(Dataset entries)
+ + + +
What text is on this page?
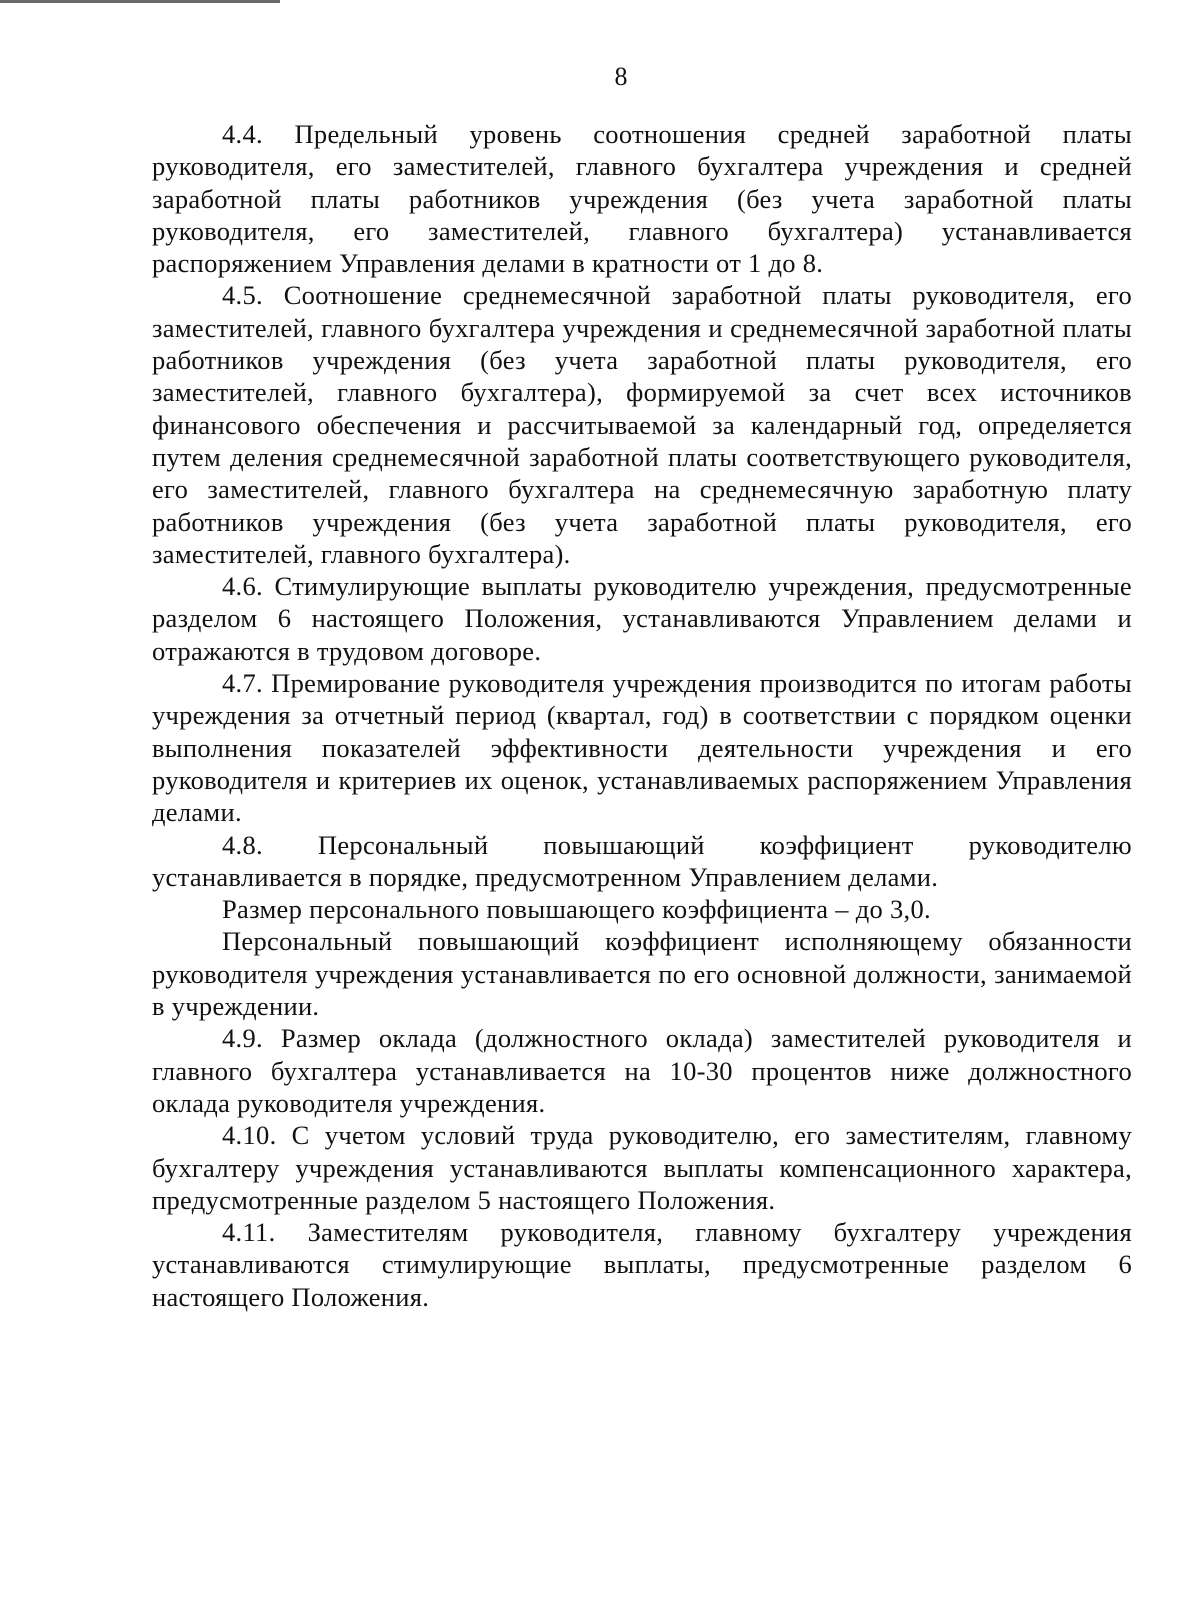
8

4.4. Предельный уровень соотношения средней заработной платы руководителя, его заместителей, главного бухгалтера учреждения и средней заработной платы работников учреждения (без учета заработной платы руководителя, его заместителей, главного бухгалтера) устанавливается распоряжением Управления делами в кратности от 1 до 8.

4.5. Соотношение среднемесячной заработной платы руководителя, его заместителей, главного бухгалтера учреждения и среднемесячной заработной платы работников учреждения (без учета заработной платы руководителя, его заместителей, главного бухгалтера), формируемой за счет всех источников финансового обеспечения и рассчитываемой за календарный год, определяется путем деления среднемесячной заработной платы соответствующего руководителя, его заместителей, главного бухгалтера на среднемесячную заработную плату работников учреждения (без учета заработной платы руководителя, его заместителей, главного бухгалтера).

4.6. Стимулирующие выплаты руководителю учреждения, предусмотренные разделом 6 настоящего Положения, устанавливаются Управлением делами и отражаются в трудовом договоре.

4.7. Премирование руководителя учреждения производится по итогам работы учреждения за отчетный период (квартал, год) в соответствии с порядком оценки выполнения показателей эффективности деятельности учреждения и его руководителя и критериев их оценок, устанавливаемых распоряжением Управления делами.

4.8. Персональный повышающий коэффициент руководителю устанавливается в порядке, предусмотренном Управлением делами.

Размер персонального повышающего коэффициента – до 3,0.

Персональный повышающий коэффициент исполняющему обязанности руководителя учреждения устанавливается по его основной должности, занимаемой в учреждении.

4.9. Размер оклада (должностного оклада) заместителей руководителя и главного бухгалтера устанавливается на 10-30 процентов ниже должностного оклада руководителя учреждения.

4.10. С учетом условий труда руководителю, его заместителям, главному бухгалтеру учреждения устанавливаются выплаты компенсационного характера, предусмотренные разделом 5 настоящего Положения.

4.11. Заместителям руководителя, главному бухгалтеру учреждения устанавливаются стимулирующие выплаты, предусмотренные разделом 6 настоящего Положения.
+ + + +
▸ WHAT IS BEING ASKED:
Pick out every line above that holds the word "выплаты" and copy it.

▸ RESPONSE TO THE TASK:
4.6. Стимулирующие выплаты руководителю учреждения, предусмотренные разделом 6 настоящего Положения, устанавливаются Управлением делами и отражаются в трудовом договоре.
4.10. С учетом условий труда руководителю, его заместителям, главному бухгалтеру учреждения устанавливаются выплаты компенсационного характера, предусмотренные разделом 5 настоящего Положения.
4.11. Заместителям руководителя, главному бухгалтеру учреждения устанавливаются стимулирующие выплаты, предусмотренные разделом 6 настоящего Положения.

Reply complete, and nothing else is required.